◆ Exercise requirements: All of the entries need to be written out again, exactly as they are.
— Begin Material for this exercise —
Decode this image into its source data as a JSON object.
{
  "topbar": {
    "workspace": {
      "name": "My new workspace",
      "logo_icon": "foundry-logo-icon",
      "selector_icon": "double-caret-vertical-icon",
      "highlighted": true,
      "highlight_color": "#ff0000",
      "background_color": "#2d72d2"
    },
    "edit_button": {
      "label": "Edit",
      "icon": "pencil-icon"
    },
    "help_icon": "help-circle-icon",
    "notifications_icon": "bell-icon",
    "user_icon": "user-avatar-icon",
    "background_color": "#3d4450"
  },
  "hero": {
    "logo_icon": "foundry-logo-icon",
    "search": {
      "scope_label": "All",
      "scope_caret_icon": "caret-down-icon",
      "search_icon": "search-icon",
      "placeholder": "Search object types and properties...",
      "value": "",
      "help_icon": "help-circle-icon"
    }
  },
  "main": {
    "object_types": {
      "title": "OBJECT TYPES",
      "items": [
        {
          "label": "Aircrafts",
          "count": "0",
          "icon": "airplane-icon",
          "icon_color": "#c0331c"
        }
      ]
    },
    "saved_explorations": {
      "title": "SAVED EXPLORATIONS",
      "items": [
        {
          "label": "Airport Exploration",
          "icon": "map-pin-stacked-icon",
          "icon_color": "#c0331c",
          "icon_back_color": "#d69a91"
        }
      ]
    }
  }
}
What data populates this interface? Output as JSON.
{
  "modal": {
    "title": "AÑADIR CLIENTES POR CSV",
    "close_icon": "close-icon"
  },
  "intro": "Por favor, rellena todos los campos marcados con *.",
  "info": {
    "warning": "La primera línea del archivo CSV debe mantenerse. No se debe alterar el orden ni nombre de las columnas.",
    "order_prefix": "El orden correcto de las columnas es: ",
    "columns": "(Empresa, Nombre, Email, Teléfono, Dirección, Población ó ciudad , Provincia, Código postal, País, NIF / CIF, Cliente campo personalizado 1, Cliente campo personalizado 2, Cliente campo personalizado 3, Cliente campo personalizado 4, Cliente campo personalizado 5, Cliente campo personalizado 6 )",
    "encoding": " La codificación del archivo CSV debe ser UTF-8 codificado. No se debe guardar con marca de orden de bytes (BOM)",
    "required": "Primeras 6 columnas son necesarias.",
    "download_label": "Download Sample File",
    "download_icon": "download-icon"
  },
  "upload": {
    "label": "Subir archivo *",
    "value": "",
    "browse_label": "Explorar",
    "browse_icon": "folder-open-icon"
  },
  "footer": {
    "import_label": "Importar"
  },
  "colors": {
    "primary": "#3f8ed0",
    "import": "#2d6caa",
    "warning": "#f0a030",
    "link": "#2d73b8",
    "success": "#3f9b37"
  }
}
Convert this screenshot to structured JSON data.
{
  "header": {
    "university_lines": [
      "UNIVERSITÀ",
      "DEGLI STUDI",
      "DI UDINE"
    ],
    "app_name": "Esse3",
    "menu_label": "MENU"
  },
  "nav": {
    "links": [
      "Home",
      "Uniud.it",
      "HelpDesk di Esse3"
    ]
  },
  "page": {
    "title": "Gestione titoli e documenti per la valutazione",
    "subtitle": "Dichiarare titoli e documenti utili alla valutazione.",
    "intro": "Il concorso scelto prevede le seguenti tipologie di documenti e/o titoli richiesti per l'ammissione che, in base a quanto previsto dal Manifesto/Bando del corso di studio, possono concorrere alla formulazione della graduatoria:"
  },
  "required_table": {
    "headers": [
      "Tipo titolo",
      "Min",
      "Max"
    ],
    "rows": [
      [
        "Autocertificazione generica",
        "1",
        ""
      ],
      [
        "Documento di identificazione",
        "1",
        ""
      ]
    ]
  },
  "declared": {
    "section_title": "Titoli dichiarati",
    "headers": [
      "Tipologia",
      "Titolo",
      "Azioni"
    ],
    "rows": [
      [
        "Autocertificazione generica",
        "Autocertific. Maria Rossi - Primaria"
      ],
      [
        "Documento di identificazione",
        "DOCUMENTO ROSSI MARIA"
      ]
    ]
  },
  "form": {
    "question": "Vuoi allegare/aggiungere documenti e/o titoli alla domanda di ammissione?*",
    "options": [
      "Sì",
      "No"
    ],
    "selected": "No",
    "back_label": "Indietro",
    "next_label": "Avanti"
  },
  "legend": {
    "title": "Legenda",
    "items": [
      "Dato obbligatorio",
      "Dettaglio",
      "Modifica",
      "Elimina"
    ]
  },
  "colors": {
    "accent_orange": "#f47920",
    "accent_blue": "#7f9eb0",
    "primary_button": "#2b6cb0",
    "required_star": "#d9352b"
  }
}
— End Material for this exercise —
◆ Final result:
Decode this image into its source data as a JSON object.
{
  "topbar": {
    "workspace": {
      "name": "My new workspace",
      "logo_icon": "foundry-logo-icon",
      "selector_icon": "double-caret-vertical-icon",
      "highlighted": true,
      "highlight_color": "#ff0000",
      "background_color": "#2d72d2"
    },
    "edit_button": {
      "label": "Edit",
      "icon": "pencil-icon"
    },
    "help_icon": "help-circle-icon",
    "notifications_icon": "bell-icon",
    "user_icon": "user-avatar-icon",
    "background_color": "#3d4450"
  },
  "hero": {
    "logo_icon": "foundry-logo-icon",
    "search": {
      "scope_label": "All",
      "scope_caret_icon": "caret-down-icon",
      "search_icon": "search-icon",
      "placeholder": "Search object types and properties...",
      "value": "",
      "help_icon": "help-circle-icon"
    }
  },
  "main": {
    "object_types": {
      "title": "OBJECT TYPES",
      "items": [
        {
          "label": "Aircrafts",
          "count": "0",
          "icon": "airplane-icon",
          "icon_color": "#c0331c"
        }
      ]
    },
    "saved_explorations": {
      "title": "SAVED EXPLORATIONS",
      "items": [
        {
          "label": "Airport Exploration",
          "icon": "map-pin-stacked-icon",
          "icon_color": "#c0331c",
          "icon_back_color": "#d69a91"
        }
      ]
    }
  }
}
What data populates this interface? Output as JSON.
{
  "modal": {
    "title": "AÑADIR CLIENTES POR CSV",
    "close_icon": "close-icon"
  },
  "intro": "Por favor, rellena todos los campos marcados con *.",
  "info": {
    "warning": "La primera línea del archivo CSV debe mantenerse. No se debe alterar el orden ni nombre de las columnas.",
    "order_prefix": "El orden correcto de las columnas es: ",
    "columns": "(Empresa, Nombre, Email, Teléfono, Dirección, Población ó ciudad , Provincia, Código postal, País, NIF / CIF, Cliente campo personalizado 1, Cliente campo personalizado 2, Cliente campo personalizado 3, Cliente campo personalizado 4, Cliente campo personalizado 5, Cliente campo personalizado 6 )",
    "encoding": " La codificación del archivo CSV debe ser UTF-8 codificado. No se debe guardar con marca de orden de bytes (BOM)",
    "required": "Primeras 6 columnas son necesarias.",
    "download_label": "Download Sample File",
    "download_icon": "download-icon"
  },
  "upload": {
    "label": "Subir archivo *",
    "value": "",
    "browse_label": "Explorar",
    "browse_icon": "folder-open-icon"
  },
  "footer": {
    "import_label": "Importar"
  },
  "colors": {
    "primary": "#3f8ed0",
    "import": "#2d6caa",
    "warning": "#f0a030",
    "link": "#2d73b8",
    "success": "#3f9b37"
  }
}
Convert this screenshot to structured JSON data.
{
  "header": {
    "university_lines": [
      "UNIVERSITÀ",
      "DEGLI STUDI",
      "DI UDINE"
    ],
    "app_name": "Esse3",
    "menu_label": "MENU"
  },
  "nav": {
    "links": [
      "Home",
      "Uniud.it",
      "HelpDesk di Esse3"
    ]
  },
  "page": {
    "title": "Gestione titoli e documenti per la valutazione",
    "subtitle": "Dichiarare titoli e documenti utili alla valutazione.",
    "intro": "Il concorso scelto prevede le seguenti tipologie di documenti e/o titoli richiesti per l'ammissione che, in base a quanto previsto dal Manifesto/Bando del corso di studio, possono concorrere alla formulazione della graduatoria:"
  },
  "required_table": {
    "headers": [
      "Tipo titolo",
      "Min",
      "Max"
    ],
    "rows": [
      [
        "Autocertificazione generica",
        "1",
        ""
      ],
      [
        "Documento di identificazione",
        "1",
        ""
      ]
    ]
  },
  "declared": {
    "section_title": "Titoli dichiarati",
    "headers": [
      "Tipologia",
      "Titolo",
      "Azioni"
    ],
    "rows": [
      [
        "Autocertificazione generica",
        "Autocertific. Maria Rossi - Primaria"
      ],
      [
        "Documento di identificazione",
        "DOCUMENTO ROSSI MARIA"
      ]
    ]
  },
  "form": {
    "question": "Vuoi allegare/aggiungere documenti e/o titoli alla domanda di ammissione?*",
    "options": [
      "Sì",
      "No"
    ],
    "selected": "No",
    "back_label": "Indietro",
    "next_label": "Avanti"
  },
  "legend": {
    "title": "Legenda",
    "items": [
      "Dato obbligatorio",
      "Dettaglio",
      "Modifica",
      "Elimina"
    ]
  },
  "colors": {
    "accent_orange": "#f47920",
    "accent_blue": "#7f9eb0",
    "primary_button": "#2b6cb0",
    "required_star": "#d9352b"
  }
}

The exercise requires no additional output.